Problem details -
Copy every line from the data below in which the string "FOREIGN" can be found.

Materials provided -
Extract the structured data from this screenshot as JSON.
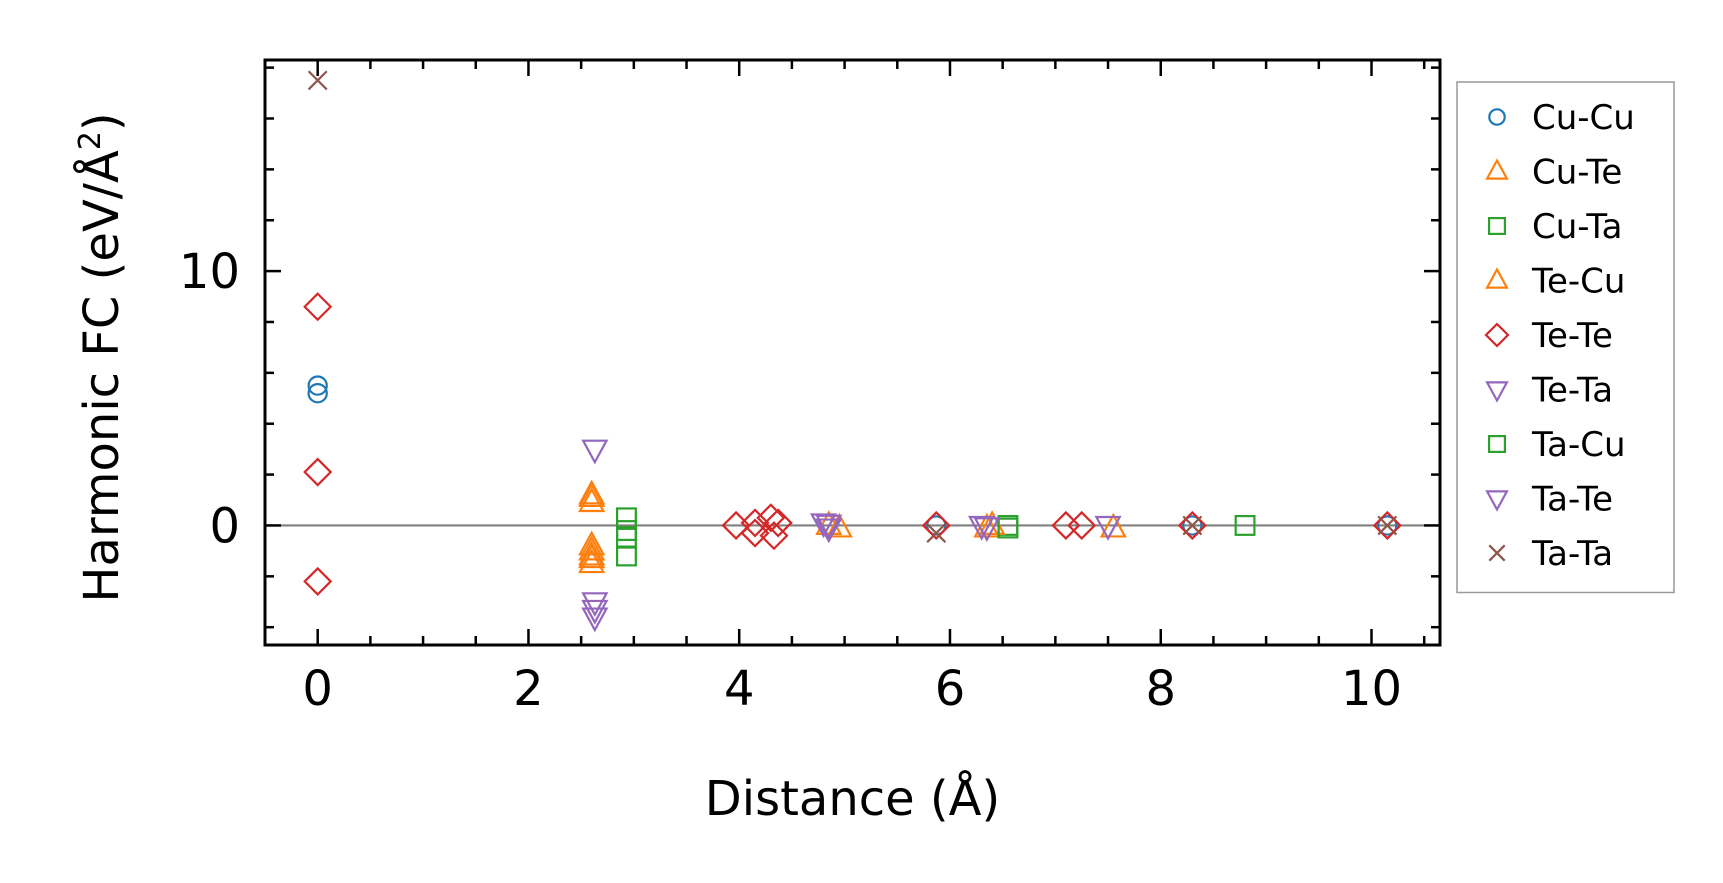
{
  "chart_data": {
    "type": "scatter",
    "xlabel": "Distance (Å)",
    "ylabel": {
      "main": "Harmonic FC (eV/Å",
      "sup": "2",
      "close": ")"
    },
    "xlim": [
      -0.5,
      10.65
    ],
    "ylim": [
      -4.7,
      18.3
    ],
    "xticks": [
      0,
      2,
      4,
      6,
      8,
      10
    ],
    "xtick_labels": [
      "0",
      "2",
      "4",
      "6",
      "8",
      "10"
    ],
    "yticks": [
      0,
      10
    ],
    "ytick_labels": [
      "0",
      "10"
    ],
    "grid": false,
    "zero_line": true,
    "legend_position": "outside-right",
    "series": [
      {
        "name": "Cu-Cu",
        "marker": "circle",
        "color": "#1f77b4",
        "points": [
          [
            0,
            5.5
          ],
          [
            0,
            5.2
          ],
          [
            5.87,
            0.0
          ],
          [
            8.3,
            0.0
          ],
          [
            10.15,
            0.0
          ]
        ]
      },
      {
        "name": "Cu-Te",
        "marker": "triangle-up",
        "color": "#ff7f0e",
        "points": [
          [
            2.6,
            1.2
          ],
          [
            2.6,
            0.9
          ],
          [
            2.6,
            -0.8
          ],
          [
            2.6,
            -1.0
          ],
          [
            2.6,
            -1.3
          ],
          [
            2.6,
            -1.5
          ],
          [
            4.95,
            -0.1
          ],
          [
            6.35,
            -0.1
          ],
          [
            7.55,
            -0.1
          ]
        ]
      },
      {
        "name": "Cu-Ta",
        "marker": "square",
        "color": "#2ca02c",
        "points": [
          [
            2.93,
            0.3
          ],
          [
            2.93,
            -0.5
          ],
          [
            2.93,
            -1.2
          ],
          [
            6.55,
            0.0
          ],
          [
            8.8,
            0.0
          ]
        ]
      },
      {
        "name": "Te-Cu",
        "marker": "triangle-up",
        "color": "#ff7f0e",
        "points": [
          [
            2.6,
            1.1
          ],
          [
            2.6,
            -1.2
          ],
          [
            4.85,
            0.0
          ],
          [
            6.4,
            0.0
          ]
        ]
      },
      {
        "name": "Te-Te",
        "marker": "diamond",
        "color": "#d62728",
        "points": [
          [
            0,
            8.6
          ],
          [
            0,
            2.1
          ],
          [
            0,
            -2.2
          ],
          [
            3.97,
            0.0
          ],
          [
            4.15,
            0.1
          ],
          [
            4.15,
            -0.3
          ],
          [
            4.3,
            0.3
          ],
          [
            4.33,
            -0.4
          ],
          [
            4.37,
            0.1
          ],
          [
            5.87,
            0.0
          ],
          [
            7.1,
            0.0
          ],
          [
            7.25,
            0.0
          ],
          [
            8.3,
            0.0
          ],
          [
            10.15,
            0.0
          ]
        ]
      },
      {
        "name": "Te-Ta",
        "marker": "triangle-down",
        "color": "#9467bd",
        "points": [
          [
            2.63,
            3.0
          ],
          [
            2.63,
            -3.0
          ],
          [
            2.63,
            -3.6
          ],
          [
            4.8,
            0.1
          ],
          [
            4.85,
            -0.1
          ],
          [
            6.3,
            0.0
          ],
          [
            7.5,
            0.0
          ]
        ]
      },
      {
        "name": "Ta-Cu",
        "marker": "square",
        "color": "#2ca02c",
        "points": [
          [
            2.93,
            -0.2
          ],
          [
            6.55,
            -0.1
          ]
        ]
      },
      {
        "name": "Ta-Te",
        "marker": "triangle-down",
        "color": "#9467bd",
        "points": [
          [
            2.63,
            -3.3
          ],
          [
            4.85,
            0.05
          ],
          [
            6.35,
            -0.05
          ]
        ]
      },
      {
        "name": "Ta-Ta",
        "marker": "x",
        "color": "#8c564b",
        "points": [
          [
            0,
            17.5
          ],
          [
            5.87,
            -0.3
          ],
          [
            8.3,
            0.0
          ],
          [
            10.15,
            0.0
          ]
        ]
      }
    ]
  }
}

--

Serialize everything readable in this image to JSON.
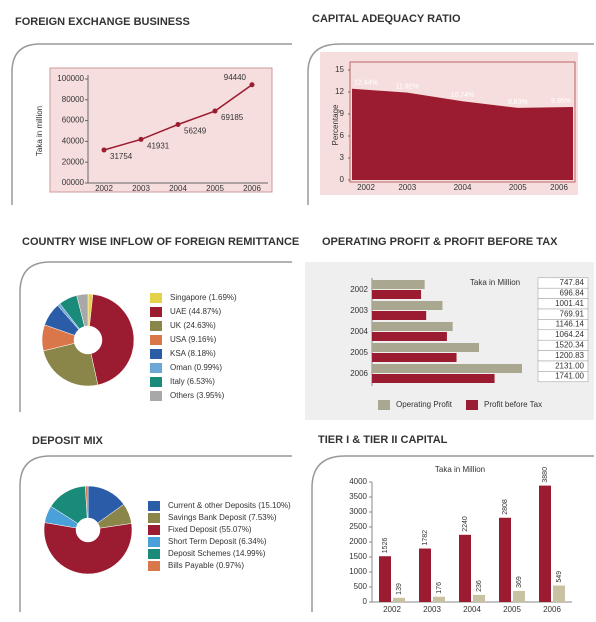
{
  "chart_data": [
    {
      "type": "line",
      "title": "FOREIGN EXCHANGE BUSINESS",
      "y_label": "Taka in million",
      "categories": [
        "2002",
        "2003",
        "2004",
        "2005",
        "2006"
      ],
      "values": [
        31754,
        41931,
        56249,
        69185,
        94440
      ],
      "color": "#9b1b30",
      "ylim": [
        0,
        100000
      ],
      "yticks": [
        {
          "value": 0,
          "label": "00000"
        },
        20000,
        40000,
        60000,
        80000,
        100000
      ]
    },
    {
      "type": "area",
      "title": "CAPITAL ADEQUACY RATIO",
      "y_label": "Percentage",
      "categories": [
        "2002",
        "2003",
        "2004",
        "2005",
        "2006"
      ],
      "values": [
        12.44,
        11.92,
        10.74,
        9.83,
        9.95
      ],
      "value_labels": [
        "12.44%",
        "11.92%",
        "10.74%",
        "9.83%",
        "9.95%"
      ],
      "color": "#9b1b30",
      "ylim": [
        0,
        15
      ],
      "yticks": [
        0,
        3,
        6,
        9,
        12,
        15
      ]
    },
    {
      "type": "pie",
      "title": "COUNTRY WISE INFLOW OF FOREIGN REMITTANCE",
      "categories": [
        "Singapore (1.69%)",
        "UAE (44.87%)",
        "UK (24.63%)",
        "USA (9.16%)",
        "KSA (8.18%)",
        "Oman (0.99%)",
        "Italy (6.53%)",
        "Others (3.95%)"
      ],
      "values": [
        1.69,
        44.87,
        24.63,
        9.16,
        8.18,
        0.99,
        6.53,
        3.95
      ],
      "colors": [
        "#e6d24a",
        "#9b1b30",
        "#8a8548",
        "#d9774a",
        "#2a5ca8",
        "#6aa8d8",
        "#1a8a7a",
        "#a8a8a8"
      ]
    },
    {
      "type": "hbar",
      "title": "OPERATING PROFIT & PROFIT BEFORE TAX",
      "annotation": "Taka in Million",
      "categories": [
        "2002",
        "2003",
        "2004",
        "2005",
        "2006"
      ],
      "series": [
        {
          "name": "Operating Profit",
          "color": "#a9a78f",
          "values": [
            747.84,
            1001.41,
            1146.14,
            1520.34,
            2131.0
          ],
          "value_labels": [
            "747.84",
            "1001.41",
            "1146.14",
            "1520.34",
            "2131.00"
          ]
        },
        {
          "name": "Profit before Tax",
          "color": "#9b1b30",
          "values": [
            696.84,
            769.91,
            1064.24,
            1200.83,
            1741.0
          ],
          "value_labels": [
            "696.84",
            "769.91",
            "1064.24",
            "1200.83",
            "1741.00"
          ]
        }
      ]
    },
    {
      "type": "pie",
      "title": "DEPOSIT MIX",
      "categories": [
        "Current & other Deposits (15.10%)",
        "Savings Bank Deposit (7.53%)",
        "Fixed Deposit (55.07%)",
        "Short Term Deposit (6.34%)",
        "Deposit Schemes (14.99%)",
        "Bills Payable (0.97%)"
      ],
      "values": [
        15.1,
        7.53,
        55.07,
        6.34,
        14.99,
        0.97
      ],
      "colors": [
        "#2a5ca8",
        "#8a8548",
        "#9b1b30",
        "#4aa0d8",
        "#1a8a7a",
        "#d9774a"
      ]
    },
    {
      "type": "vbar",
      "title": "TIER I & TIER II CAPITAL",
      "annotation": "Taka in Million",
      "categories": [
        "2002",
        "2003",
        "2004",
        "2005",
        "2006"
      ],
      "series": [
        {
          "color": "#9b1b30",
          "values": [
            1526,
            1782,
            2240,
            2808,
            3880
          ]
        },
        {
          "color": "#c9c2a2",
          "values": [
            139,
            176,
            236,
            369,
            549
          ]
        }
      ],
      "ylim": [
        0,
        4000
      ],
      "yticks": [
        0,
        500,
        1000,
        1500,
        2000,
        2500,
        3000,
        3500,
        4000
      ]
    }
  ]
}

Task response -
      "title": "FOREIGN EXCHANGE BUSINESS",
      "title": "COUNTRY WISE INFLOW OF FOREIGN REMITTANCE",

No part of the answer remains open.